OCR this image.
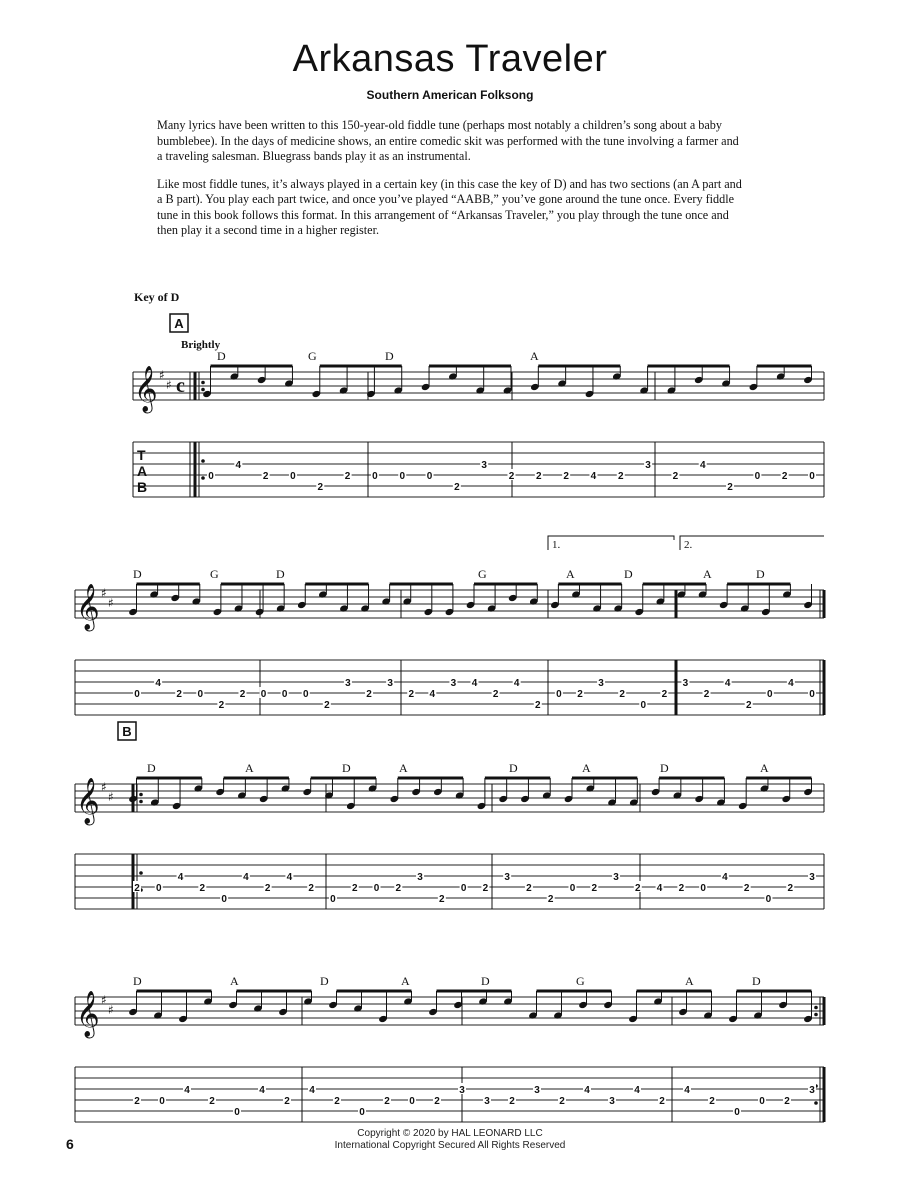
Arkansas Traveler
Southern American Folksong

Many lyrics have been written to this 150-year-old fiddle tune (perhaps most notably a children’s song about a baby bumblebee). In the days of medicine shows, an entire comedic skit was performed with the tune involving a farmer and a traveling salesman. Bluegrass bands play it as an instrumental.

Like most fiddle tunes, it’s always played in a certain key (in this case the key of D) and has two sections (an A part and a B part). You play each part twice, and once you’ve played “AABB,” you’ve gone around the tune once. Every fiddle tune in this book follows this format. In this arrangement of “Arkansas Traveler,” you play through the tune once and then play it a second time in a higher register.

Key of D
A
Brightly
D	G	D	A
𝄞 ♯
♯ c
T
A
B
0
4
2 0
2
2 0 0 0
2
3
2 2 2 4 2
3
2
4
2
0 2 0
D	G	D	G	A	D	A	D
1.	2.
𝄞 ♯
♯
0
4
2 0
2
2 0 0 0
2
3
2
3
2 4
3 4
2
4
2
0 2
3
2
0
2
3
2
4
2
0
4
0
B
D	A	D	A	D	A	D	A
𝄞 ♯
♯
2 0
4
2
0
4
2
4
2
0
2 0 2
3
2
0 2
3
2
2
0 2
3
2 4 2 0
4
2
0
2
3
D	A	D	A	D	G	A	D
𝄞 ♯
♯
2 0
4
2
0
4
2
4
2
0
2 0 2
3
3 2
3
2
4
3
4
2
4
2
0
0 2
3
6
Copyright © 2020 by HAL LEONARD LLC
International Copyright Secured All Rights Reserved
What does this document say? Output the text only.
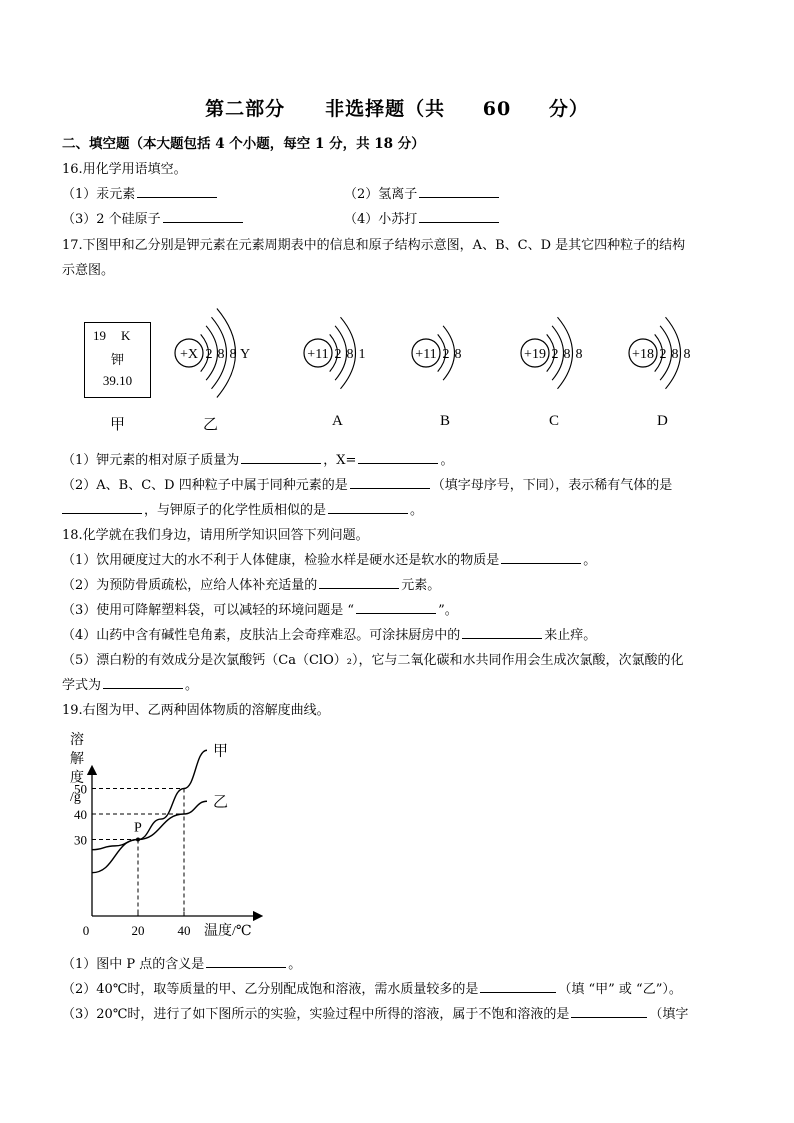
第二部分　　非选择题（共 60 分）
二、填空题（本大题包括 4 个小题，每空 1 分，共 18 分）
16.用化学用语填空。
（1）汞元素	（2）氢离子
（3）2 个硅原子	（4）小苏打
17.下图甲和乙分别是钾元素在元素周期表中的信息和原子结构示意图，A、B、C、D 是其它四种粒子的结构
示意图。
19 K
钾
39.10
+X 2 8 8 Y	+11 2 8 1	+11 2 8	+19 2 8 8	+18 2 8 8
甲
（1）钾元素的相对原子质量为	，X=	。
（2）A、B、C、D 四种粒子中属于同种元素的是	（填字母序号，下同），表示稀有气体的是
，与钾原子的化学性质相似的是	。
18.化学就在我们身边，请用所学知识回答下列问题。
（1）饮用硬度过大的水不利于人体健康，检验水样是硬水还是软水的物质是	。
（2）为预防骨质疏松，应给人体补充适量的	元素。
（3）使用可降解塑料袋，可以减轻的环境问题是 “	”。
（4）山药中含有碱性皂角素，皮肤沾上会奇痒难忍。可涂抹厨房中的	来止痒。
（5）漂白粉的有效成分是次氯酸钙（Ca（ClO）₂），它与二氧化碳和水共同作用会生成次氯酸，次氯酸的化
学式为	。
19.右图为甲、乙两种固体物质的溶解度曲线。
溶
解
度
/g
温度/℃
0	20	40
30
40
50
甲
乙
P
（1）图中 P 点的含义是	。
（2）40℃时，取等质量的甲、乙分别配成饱和溶液，需水质量较多的是	（填 “甲” 或 “乙”）。
（3）20℃时，进行了如下图所示的实验，实验过程中所得的溶液，属于不饱和溶液的是	（填字
乙	A	B	C	D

----

Work instructions -> The records above must be echoed exactly, minus their pictures.

Response to this task ->
OCR this image.
Arkansas Traveler
Southern American Folksong

Many lyrics have been written to this 150-year-old fiddle tune (perhaps most notably a children’s song about a baby bumblebee). In the days of medicine shows, an entire comedic skit was performed with the tune involving a farmer and a traveling salesman. Bluegrass bands play it as an instrumental.

Like most fiddle tunes, it’s always played in a certain key (in this case the key of D) and has two sections (an A part and a B part). You play each part twice, and once you’ve played “AABB,” you’ve gone around the tune once. Every fiddle tune in this book follows this format. In this arrangement of “Arkansas Traveler,” you play through the tune once and then play it a second time in a higher register.

Key of D
A
Brightly
D	G	D	A
𝄞 ♯
♯ c
T
A
B
0
4
2 0
2
2 0 0 0
2
3
2 2 2 4 2
3
2
4
2
0 2 0
D	G	D	G	A	D	A	D
1.	2.
𝄞 ♯
♯
0
4
2 0
2
2 0 0 0
2
3
2
3
2 4
3 4
2
4
2
0 2
3
2
0
2
3
2
4
2
0
4
0
B
D	A	D	A	D	A	D	A
𝄞 ♯
♯
2 0
4
2
0
4
2
4
2
0
2 0 2
3
2
0 2
3
2
2
0 2
3
2 4 2 0
4
2
0
2
3
D	A	D	A	D	G	A	D
𝄞 ♯
♯
2 0
4
2
0
4
2
4
2
0
2 0 2
3
3 2
3
2
4
3
4
2
4
2
0
0 2
3
6
Copyright © 2020 by HAL LEONARD LLC
International Copyright Secured All Rights Reserved
What does this document say? Output the text only.
第二部分　　非选择题（共 60 分）
二、填空题（本大题包括 4 个小题，每空 1 分，共 18 分）
16.用化学用语填空。
（1）汞元素	（2）氢离子
（3）2 个硅原子	（4）小苏打
17.下图甲和乙分别是钾元素在元素周期表中的信息和原子结构示意图，A、B、C、D 是其它四种粒子的结构
示意图。
19 K
钾
39.10
+X 2 8 8 Y	+11 2 8 1	+11 2 8	+19 2 8 8	+18 2 8 8
甲
（1）钾元素的相对原子质量为	，X=	。
（2）A、B、C、D 四种粒子中属于同种元素的是	（填字母序号，下同），表示稀有气体的是
，与钾原子的化学性质相似的是	。
18.化学就在我们身边，请用所学知识回答下列问题。
（1）饮用硬度过大的水不利于人体健康，检验水样是硬水还是软水的物质是	。
（2）为预防骨质疏松，应给人体补充适量的	元素。
（3）使用可降解塑料袋，可以减轻的环境问题是 “	”。
（4）山药中含有碱性皂角素，皮肤沾上会奇痒难忍。可涂抹厨房中的	来止痒。
（5）漂白粉的有效成分是次氯酸钙（Ca（ClO）₂），它与二氧化碳和水共同作用会生成次氯酸，次氯酸的化
学式为	。
19.右图为甲、乙两种固体物质的溶解度曲线。
溶
解
度
/g
温度/℃
0	20	40
30
40
50
甲
乙
P
（1）图中 P 点的含义是	。
（2）40℃时，取等质量的甲、乙分别配成饱和溶液，需水质量较多的是	（填 “甲” 或 “乙”）。
（3）20℃时，进行了如下图所示的实验，实验过程中所得的溶液，属于不饱和溶液的是	（填字
乙	A	B	C	D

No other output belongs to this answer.